Exercise 1 -> List every word that the classifier usage text places in the goodStuff and badStuff training lists.
Exercise 2 -> In the classifier usage text, reproduce word for word the passage from "To use the classifier, first" to "classifier := bayesian.NewClassifier(Good, Bad)".
Exercise 3 -> Continue the text on using the Go Bayesian classifier from the point where it stops.

Text to read ->
%%
To use the classifier, first you must create some classes and train it:

import "github.com/jbrukh/bayesian"

const (
    Good bayesian.Class = "Good"
    Bad  bayesian.Class = "Bad"
)

classifier := bayesian.NewClassifier(Good, Bad)
goodStuff := []string{"tall", "rich", "handsome"}
badStuff  := []string{"poor", "smelly", "ugly"}
classifier.Learn(goodStuff, Good)
classifier.Learn(badStuff,  Bad)

Then you can ascertain the scores of each class and the most likely class your data belongs to:

scores, likely, _ := classifier.LogScores(
                        []string{"tall", "girl"},
                     )

Magnitude of the score indicates likelihood. Alternatively (but with some risk of float underflow), you can obtain actual probabilities:

probs, likely, _ := classifier.ProbScores(
                        []string{"tall", "girl"},
                     )

Example 2 (TF-IDF Support)

To use the TF-IDF classifier, first you must create some classes and train it and you need to call ConvertTermsFreqToTfIdf() AFTER training and before calling classification methods such as LogScores, SafeProbScores, and ProbScores)

import "github.com/jbrukh/bayesian"
%%
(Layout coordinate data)
%%
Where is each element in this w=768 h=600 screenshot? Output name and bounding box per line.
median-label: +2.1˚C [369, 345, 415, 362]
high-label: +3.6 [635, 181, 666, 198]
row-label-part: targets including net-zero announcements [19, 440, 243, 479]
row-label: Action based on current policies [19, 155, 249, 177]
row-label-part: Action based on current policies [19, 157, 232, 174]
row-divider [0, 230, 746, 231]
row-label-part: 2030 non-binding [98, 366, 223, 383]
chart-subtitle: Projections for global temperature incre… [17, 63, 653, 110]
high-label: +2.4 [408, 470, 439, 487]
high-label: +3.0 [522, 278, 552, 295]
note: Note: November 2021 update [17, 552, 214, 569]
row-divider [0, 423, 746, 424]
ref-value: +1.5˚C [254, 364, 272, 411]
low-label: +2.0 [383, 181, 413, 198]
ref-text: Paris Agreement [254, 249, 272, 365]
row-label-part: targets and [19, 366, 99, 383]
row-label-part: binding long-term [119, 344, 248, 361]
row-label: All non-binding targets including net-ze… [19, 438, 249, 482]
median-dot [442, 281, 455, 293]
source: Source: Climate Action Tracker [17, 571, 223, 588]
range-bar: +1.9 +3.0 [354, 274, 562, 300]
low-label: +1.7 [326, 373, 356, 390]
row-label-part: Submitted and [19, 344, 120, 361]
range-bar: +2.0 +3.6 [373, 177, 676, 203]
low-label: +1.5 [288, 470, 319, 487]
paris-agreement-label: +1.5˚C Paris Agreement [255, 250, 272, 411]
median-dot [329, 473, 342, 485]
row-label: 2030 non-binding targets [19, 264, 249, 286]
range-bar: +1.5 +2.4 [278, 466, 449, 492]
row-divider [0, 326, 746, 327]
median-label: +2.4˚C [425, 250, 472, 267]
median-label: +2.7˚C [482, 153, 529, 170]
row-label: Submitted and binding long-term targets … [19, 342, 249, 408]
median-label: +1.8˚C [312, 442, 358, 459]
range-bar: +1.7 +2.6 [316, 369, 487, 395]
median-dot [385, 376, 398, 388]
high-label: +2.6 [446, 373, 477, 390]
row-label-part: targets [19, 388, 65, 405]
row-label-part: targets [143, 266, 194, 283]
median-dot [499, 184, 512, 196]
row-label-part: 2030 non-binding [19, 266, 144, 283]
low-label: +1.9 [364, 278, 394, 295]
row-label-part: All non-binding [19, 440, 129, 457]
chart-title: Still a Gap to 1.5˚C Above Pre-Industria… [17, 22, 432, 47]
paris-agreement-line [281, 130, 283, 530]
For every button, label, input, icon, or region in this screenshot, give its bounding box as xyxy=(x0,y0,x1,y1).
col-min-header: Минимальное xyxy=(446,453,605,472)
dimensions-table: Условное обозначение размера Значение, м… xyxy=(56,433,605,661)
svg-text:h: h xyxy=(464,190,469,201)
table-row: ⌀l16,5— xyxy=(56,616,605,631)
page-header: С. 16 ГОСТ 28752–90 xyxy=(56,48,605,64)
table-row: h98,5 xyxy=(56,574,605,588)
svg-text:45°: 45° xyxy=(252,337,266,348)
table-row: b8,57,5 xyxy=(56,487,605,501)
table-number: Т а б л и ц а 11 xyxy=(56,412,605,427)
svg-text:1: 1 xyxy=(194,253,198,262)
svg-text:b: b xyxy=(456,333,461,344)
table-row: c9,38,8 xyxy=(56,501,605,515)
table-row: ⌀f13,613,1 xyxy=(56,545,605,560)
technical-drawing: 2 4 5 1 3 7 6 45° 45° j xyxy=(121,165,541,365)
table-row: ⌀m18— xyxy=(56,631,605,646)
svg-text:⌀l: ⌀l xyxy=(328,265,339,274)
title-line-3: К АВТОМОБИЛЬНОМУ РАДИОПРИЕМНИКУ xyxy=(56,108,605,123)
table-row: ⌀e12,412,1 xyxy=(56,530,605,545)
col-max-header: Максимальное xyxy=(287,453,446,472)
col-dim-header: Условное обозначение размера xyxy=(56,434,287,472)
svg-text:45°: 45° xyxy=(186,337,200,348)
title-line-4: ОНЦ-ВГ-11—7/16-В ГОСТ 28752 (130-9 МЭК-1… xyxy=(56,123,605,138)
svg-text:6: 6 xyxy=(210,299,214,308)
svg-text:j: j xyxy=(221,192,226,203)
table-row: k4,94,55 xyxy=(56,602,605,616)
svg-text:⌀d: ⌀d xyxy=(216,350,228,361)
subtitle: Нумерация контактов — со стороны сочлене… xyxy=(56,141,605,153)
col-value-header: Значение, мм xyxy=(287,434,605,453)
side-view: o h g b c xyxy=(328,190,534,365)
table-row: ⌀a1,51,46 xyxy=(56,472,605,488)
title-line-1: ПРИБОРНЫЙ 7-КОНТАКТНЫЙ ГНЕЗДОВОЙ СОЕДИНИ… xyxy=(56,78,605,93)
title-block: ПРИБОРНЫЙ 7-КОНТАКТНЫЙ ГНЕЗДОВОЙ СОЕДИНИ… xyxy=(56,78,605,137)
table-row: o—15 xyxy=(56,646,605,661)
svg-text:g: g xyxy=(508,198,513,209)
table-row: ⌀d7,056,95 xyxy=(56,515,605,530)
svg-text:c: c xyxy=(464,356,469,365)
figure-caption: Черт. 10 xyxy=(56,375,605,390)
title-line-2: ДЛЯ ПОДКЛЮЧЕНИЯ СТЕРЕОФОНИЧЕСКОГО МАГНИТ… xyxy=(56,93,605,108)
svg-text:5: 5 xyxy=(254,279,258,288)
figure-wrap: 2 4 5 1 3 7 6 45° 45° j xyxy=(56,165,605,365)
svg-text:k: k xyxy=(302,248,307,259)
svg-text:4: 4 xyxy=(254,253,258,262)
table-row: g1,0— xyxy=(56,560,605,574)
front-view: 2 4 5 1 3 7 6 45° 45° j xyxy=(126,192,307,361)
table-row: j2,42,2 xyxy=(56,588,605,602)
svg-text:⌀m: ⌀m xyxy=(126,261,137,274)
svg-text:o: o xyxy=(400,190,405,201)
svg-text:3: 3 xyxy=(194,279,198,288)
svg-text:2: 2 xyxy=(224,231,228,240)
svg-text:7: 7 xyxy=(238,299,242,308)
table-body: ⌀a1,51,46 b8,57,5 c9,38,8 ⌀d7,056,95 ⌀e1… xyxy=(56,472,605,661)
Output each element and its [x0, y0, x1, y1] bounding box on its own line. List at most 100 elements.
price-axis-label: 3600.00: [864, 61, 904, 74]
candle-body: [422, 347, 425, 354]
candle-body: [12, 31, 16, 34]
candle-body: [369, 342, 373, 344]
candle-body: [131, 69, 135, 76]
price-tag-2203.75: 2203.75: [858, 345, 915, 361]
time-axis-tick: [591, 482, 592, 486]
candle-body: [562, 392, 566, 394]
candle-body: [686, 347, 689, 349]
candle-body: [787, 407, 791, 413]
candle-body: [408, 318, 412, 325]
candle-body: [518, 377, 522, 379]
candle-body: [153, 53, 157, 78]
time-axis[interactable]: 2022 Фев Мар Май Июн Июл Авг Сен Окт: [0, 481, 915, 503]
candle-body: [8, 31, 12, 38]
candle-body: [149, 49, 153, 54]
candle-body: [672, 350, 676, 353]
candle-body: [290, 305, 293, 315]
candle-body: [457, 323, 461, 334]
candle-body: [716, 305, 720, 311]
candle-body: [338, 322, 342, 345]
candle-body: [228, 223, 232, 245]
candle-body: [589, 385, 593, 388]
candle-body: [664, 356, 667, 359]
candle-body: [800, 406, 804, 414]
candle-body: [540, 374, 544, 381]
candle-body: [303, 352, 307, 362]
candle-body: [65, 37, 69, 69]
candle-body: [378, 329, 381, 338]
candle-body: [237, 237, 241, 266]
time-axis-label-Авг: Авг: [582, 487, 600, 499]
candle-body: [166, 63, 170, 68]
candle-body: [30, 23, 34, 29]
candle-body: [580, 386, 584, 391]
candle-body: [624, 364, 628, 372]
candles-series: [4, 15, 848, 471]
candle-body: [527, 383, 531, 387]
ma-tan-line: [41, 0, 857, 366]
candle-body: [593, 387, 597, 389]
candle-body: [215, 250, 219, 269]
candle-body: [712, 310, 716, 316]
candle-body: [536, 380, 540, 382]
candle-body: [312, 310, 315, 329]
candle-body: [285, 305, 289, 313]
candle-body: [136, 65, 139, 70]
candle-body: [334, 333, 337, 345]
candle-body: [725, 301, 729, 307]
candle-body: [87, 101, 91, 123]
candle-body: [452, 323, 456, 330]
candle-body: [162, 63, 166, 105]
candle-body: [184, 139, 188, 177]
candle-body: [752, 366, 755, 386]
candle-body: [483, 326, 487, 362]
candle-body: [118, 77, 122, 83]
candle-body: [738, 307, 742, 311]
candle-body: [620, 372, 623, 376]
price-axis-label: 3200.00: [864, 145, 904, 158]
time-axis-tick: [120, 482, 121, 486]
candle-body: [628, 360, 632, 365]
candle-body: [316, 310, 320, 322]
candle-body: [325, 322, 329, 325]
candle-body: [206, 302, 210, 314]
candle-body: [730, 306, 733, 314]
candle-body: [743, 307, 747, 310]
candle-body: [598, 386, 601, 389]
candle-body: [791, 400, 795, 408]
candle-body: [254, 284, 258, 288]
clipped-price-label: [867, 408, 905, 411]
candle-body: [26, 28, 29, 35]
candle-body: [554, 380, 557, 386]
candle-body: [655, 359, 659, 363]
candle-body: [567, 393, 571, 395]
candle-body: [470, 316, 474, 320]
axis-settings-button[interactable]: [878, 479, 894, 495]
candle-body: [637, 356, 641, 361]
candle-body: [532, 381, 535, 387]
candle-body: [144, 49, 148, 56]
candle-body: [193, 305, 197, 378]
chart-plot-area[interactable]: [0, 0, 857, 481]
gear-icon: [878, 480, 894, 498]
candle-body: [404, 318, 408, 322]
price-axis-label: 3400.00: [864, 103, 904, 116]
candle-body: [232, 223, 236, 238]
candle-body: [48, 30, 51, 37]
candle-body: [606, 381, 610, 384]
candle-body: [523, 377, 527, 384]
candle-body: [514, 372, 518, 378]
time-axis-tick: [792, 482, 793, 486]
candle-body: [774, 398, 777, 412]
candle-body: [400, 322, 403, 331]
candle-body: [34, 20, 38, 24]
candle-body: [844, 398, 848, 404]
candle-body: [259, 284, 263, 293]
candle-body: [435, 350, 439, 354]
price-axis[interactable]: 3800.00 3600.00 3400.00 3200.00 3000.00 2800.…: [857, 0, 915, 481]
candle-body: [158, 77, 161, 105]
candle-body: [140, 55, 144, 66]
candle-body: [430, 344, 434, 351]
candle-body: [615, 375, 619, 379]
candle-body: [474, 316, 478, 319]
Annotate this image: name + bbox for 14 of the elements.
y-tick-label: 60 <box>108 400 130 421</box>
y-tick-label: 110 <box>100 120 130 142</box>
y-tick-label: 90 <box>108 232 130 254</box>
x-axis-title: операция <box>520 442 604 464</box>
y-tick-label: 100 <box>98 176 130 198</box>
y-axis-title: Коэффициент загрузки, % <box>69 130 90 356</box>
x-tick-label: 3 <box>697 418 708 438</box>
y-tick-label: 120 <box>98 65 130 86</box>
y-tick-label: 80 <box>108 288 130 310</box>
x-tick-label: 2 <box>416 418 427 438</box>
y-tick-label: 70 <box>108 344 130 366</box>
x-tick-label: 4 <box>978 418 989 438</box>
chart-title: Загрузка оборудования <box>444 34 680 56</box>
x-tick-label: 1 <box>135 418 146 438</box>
%%
Exercise response 1 -> tall, rich, handsome, poor, smelly, ugly

Exercise response 2 ->
To use the classifier, first you must create some classes and train it:

import "github.com/jbrukh/bayesian"

const (
    Good bayesian.Class = "Good"
    Bad  bayesian.Class = "Bad"
)

classifier := bayesian.NewClassifier(Good, Bad)

Exercise response 3 ->
const (
    Good bayesian.Class = "Good"
    Bad bayesian.Class = "Bad"
)

// Create a classifier with TF-IDF support.
classifier := bayesian.NewClassifierTfIdf(Good, Bad)

goodStuff := []string{"tall", "rich", "handsome"}
badStuff  := []string{"poor", "smelly", "ugly"}

classifier.Learn(goodStuff, Good)
classifier.Learn(badStuff,  Bad)

// Required
classifier.ConvertTermsFreqToTfIdf()

Then you can ascertain the scores of each class and the most likely class your data belongs to:

scores, likely, _ := classifier.LogScores(
    []string{"tall", "girl"},
)

Magnitude of the score indicates likelihood. Alternatively (but with some risk of float underflow), you can obtain actual probabilities:

probs, likely, _ := classifier.ProbScores(
    []string{"tall", "girl"},
)

Use wisely.